Using the material below, copy every line where "Illegal" appears.
↓↓↓
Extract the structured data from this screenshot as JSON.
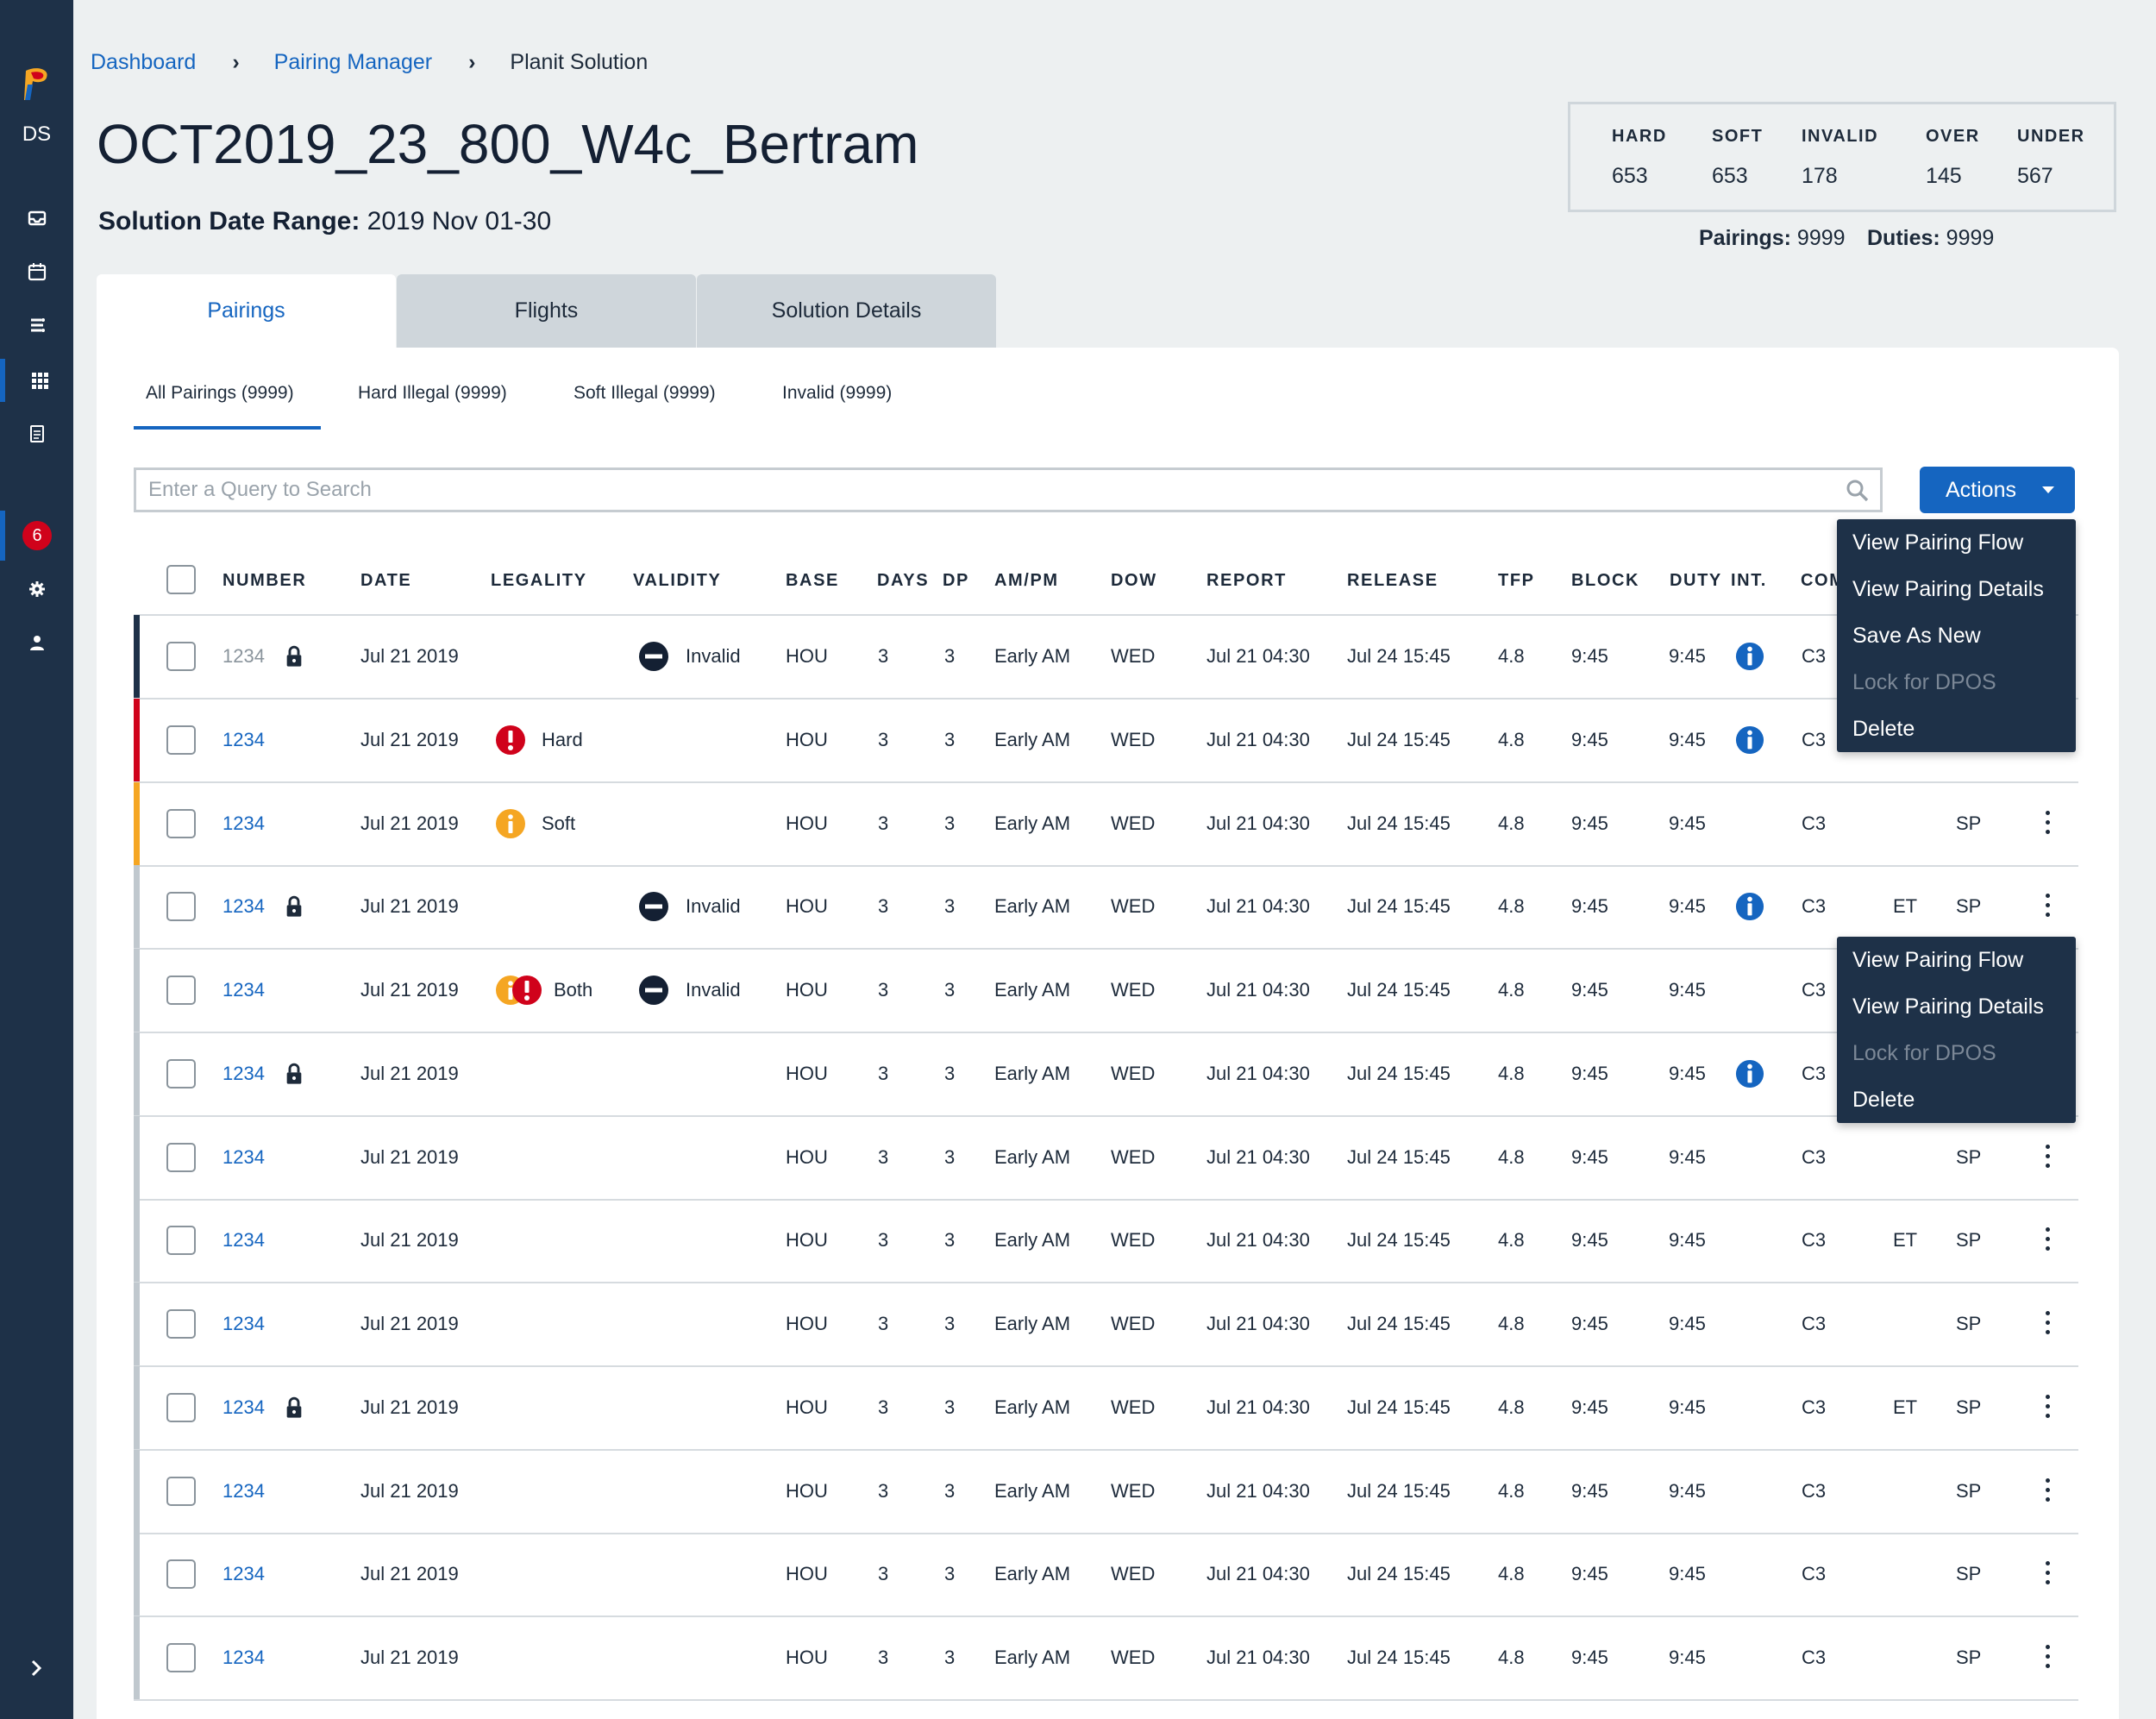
{
  "app": {
    "initials": "DS",
    "notification_count": "6"
  },
  "breadcrumb": {
    "items": [
      "Dashboard",
      "Pairing Manager"
    ],
    "current": "Planit Solution"
  },
  "page": {
    "title": "OCT2019_23_800_W4c_Bertram",
    "date_range_label": "Solution Date Range:",
    "date_range_value": " 2019 Nov 01-30"
  },
  "stats": [
    {
      "label": "HARD",
      "value": "653"
    },
    {
      "label": "SOFT",
      "value": "653"
    },
    {
      "label": "INVALID",
      "value": "178"
    },
    {
      "label": "OVER",
      "value": "145"
    },
    {
      "label": "UNDER",
      "value": "567"
    }
  ],
  "counts": {
    "pairings_label": "Pairings:",
    "pairings_value": " 9999",
    "duties_label": "Duties:",
    "duties_value": " 9999"
  },
  "tabs": [
    "Pairings",
    "Flights",
    "Solution Details"
  ],
  "sub_tabs": [
    "All Pairings (9999)",
    "Hard Illegal (9999)",
    "Soft Illegal (9999)",
    "Invalid (9999)"
  ],
  "search": {
    "placeholder": "Enter a Query to Search"
  },
  "actions": {
    "label": "Actions"
  },
  "columns": [
    "NUMBER",
    "DATE",
    "LEGALITY",
    "VALIDITY",
    "BASE",
    "DAYS",
    "DP",
    "AM/PM",
    "DOW",
    "REPORT",
    "RELEASE",
    "TFP",
    "BLOCK",
    "DUTY",
    "INT.",
    "COM"
  ],
  "rows": [
    {
      "number": "1234",
      "locked": true,
      "dim": true,
      "date": "Jul 21 2019",
      "legality": "",
      "legality_icon": "",
      "validity": "Invalid",
      "base": "HOU",
      "days": "3",
      "dp": "3",
      "ampm": "Early AM",
      "dow": "WED",
      "report": "Jul 21 04:30",
      "release": "Jul 24 15:45",
      "tfp": "4.8",
      "block": "9:45",
      "duty": "9:45",
      "info": true,
      "com": "C3",
      "et": "",
      "sp": "",
      "stripe": "#1e3148"
    },
    {
      "number": "1234",
      "locked": false,
      "dim": false,
      "date": "Jul 21 2019",
      "legality": "Hard",
      "legality_icon": "hard",
      "validity": "",
      "base": "HOU",
      "days": "3",
      "dp": "3",
      "ampm": "Early AM",
      "dow": "WED",
      "report": "Jul 21 04:30",
      "release": "Jul 24 15:45",
      "tfp": "4.8",
      "block": "9:45",
      "duty": "9:45",
      "info": true,
      "com": "C3",
      "et": "",
      "sp": "",
      "stripe": "#d0021b"
    },
    {
      "number": "1234",
      "locked": false,
      "dim": false,
      "date": "Jul 21 2019",
      "legality": "Soft",
      "legality_icon": "soft",
      "validity": "",
      "base": "HOU",
      "days": "3",
      "dp": "3",
      "ampm": "Early AM",
      "dow": "WED",
      "report": "Jul 21 04:30",
      "release": "Jul 24 15:45",
      "tfp": "4.8",
      "block": "9:45",
      "duty": "9:45",
      "info": false,
      "com": "C3",
      "et": "",
      "sp": "SP",
      "stripe": "#f5a623"
    },
    {
      "number": "1234",
      "locked": true,
      "dim": false,
      "date": "Jul 21 2019",
      "legality": "",
      "legality_icon": "",
      "validity": "Invalid",
      "base": "HOU",
      "days": "3",
      "dp": "3",
      "ampm": "Early AM",
      "dow": "WED",
      "report": "Jul 21 04:30",
      "release": "Jul 24 15:45",
      "tfp": "4.8",
      "block": "9:45",
      "duty": "9:45",
      "info": true,
      "com": "C3",
      "et": "ET",
      "sp": "SP",
      "stripe": "#c0c8ce"
    },
    {
      "number": "1234",
      "locked": false,
      "dim": false,
      "date": "Jul 21 2019",
      "legality": "Both",
      "legality_icon": "both",
      "validity": "Invalid",
      "base": "HOU",
      "days": "3",
      "dp": "3",
      "ampm": "Early AM",
      "dow": "WED",
      "report": "Jul 21 04:30",
      "release": "Jul 24 15:45",
      "tfp": "4.8",
      "block": "9:45",
      "duty": "9:45",
      "info": false,
      "com": "C3",
      "et": "",
      "sp": "",
      "stripe": "#c0c8ce"
    },
    {
      "number": "1234",
      "locked": true,
      "dim": false,
      "date": "Jul 21 2019",
      "legality": "",
      "legality_icon": "",
      "validity": "",
      "base": "HOU",
      "days": "3",
      "dp": "3",
      "ampm": "Early AM",
      "dow": "WED",
      "report": "Jul 21 04:30",
      "release": "Jul 24 15:45",
      "tfp": "4.8",
      "block": "9:45",
      "duty": "9:45",
      "info": true,
      "com": "C3",
      "et": "",
      "sp": "",
      "stripe": "#c0c8ce"
    },
    {
      "number": "1234",
      "locked": false,
      "dim": false,
      "date": "Jul 21 2019",
      "legality": "",
      "legality_icon": "",
      "validity": "",
      "base": "HOU",
      "days": "3",
      "dp": "3",
      "ampm": "Early AM",
      "dow": "WED",
      "report": "Jul 21 04:30",
      "release": "Jul 24 15:45",
      "tfp": "4.8",
      "block": "9:45",
      "duty": "9:45",
      "info": false,
      "com": "C3",
      "et": "",
      "sp": "SP",
      "stripe": "#c0c8ce"
    },
    {
      "number": "1234",
      "locked": false,
      "dim": false,
      "date": "Jul 21 2019",
      "legality": "",
      "legality_icon": "",
      "validity": "",
      "base": "HOU",
      "days": "3",
      "dp": "3",
      "ampm": "Early AM",
      "dow": "WED",
      "report": "Jul 21 04:30",
      "release": "Jul 24 15:45",
      "tfp": "4.8",
      "block": "9:45",
      "duty": "9:45",
      "info": false,
      "com": "C3",
      "et": "ET",
      "sp": "SP",
      "stripe": "#c0c8ce"
    },
    {
      "number": "1234",
      "locked": false,
      "dim": false,
      "date": "Jul 21 2019",
      "legality": "",
      "legality_icon": "",
      "validity": "",
      "base": "HOU",
      "days": "3",
      "dp": "3",
      "ampm": "Early AM",
      "dow": "WED",
      "report": "Jul 21 04:30",
      "release": "Jul 24 15:45",
      "tfp": "4.8",
      "block": "9:45",
      "duty": "9:45",
      "info": false,
      "com": "C3",
      "et": "",
      "sp": "SP",
      "stripe": "#c0c8ce"
    },
    {
      "number": "1234",
      "locked": true,
      "dim": false,
      "date": "Jul 21 2019",
      "legality": "",
      "legality_icon": "",
      "validity": "",
      "base": "HOU",
      "days": "3",
      "dp": "3",
      "ampm": "Early AM",
      "dow": "WED",
      "report": "Jul 21 04:30",
      "release": "Jul 24 15:45",
      "tfp": "4.8",
      "block": "9:45",
      "duty": "9:45",
      "info": false,
      "com": "C3",
      "et": "ET",
      "sp": "SP",
      "stripe": "#c0c8ce"
    },
    {
      "number": "1234",
      "locked": false,
      "dim": false,
      "date": "Jul 21 2019",
      "legality": "",
      "legality_icon": "",
      "validity": "",
      "base": "HOU",
      "days": "3",
      "dp": "3",
      "ampm": "Early AM",
      "dow": "WED",
      "report": "Jul 21 04:30",
      "release": "Jul 24 15:45",
      "tfp": "4.8",
      "block": "9:45",
      "duty": "9:45",
      "info": false,
      "com": "C3",
      "et": "",
      "sp": "SP",
      "stripe": "#c0c8ce"
    },
    {
      "number": "1234",
      "locked": false,
      "dim": false,
      "date": "Jul 21 2019",
      "legality": "",
      "legality_icon": "",
      "validity": "",
      "base": "HOU",
      "days": "3",
      "dp": "3",
      "ampm": "Early AM",
      "dow": "WED",
      "report": "Jul 21 04:30",
      "release": "Jul 24 15:45",
      "tfp": "4.8",
      "block": "9:45",
      "duty": "9:45",
      "info": false,
      "com": "C3",
      "et": "",
      "sp": "SP",
      "stripe": "#c0c8ce"
    },
    {
      "number": "1234",
      "locked": false,
      "dim": false,
      "date": "Jul 21 2019",
      "legality": "",
      "legality_icon": "",
      "validity": "",
      "base": "HOU",
      "days": "3",
      "dp": "3",
      "ampm": "Early AM",
      "dow": "WED",
      "report": "Jul 21 04:30",
      "release": "Jul 24 15:45",
      "tfp": "4.8",
      "block": "9:45",
      "duty": "9:45",
      "info": false,
      "com": "C3",
      "et": "",
      "sp": "SP",
      "stripe": "#c0c8ce"
    }
  ],
  "menu_actions": {
    "items": [
      "View Pairing Flow",
      "View Pairing Details",
      "Save As New",
      "Lock for DPOS",
      "Delete"
    ],
    "disabled": [
      "Lock for DPOS"
    ]
  },
  "menu_row": {
    "items": [
      "View Pairing Flow",
      "View Pairing Details",
      "Lock for DPOS",
      "Delete"
    ],
    "disabled": [
      "Lock for DPOS"
    ]
  },
  "colors": {
    "accent": "#1565c0",
    "sidebar": "#1e3148",
    "hard": "#d0021b",
    "soft": "#f5a623"
  }
}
↑↑↑
» Final answer
    "Hard Illegal (9999)",
    "Soft Illegal (9999)",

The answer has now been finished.